Scan the data below and report how many lines include the word "Chapitre". Nothing else is wanted.

(Data excerpts)
● ● ● ● ● ● ●

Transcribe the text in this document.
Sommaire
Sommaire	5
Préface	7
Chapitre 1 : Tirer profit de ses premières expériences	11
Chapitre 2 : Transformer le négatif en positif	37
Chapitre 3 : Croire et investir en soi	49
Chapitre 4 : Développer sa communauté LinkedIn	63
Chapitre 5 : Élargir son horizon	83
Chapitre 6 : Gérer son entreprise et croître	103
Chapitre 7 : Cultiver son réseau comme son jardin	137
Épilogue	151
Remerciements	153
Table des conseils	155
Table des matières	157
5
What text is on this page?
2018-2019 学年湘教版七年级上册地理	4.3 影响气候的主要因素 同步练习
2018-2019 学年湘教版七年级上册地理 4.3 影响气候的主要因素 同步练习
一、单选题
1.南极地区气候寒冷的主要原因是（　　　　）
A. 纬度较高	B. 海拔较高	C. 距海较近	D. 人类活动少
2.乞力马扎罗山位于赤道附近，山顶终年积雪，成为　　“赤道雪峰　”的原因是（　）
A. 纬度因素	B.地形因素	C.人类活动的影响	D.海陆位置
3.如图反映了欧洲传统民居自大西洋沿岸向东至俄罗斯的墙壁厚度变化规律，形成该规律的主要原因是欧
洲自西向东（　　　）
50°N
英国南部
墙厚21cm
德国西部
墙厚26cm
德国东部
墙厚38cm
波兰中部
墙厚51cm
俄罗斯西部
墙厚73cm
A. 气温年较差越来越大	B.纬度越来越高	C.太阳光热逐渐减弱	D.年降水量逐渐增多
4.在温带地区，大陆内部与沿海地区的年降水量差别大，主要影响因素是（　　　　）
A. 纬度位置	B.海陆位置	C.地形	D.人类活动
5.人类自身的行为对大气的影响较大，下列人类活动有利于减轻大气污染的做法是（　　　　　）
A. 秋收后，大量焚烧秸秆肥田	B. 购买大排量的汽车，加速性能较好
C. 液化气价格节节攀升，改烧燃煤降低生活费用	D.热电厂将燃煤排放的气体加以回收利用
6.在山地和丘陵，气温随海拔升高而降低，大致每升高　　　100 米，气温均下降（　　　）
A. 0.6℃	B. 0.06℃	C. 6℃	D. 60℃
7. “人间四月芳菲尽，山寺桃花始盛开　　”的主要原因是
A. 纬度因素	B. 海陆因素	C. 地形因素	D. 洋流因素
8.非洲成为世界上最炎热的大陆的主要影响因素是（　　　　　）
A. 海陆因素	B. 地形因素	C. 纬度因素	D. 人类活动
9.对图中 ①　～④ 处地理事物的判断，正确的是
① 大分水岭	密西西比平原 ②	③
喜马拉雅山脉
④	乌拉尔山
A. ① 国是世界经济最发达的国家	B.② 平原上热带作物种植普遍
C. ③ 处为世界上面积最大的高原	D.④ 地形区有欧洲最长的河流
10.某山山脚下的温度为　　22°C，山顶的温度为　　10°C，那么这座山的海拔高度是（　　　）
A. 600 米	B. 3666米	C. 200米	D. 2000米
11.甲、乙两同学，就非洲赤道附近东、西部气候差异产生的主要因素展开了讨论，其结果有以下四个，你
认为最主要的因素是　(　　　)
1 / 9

● ● ● ● ● ● ●

▶ _REPLY_
7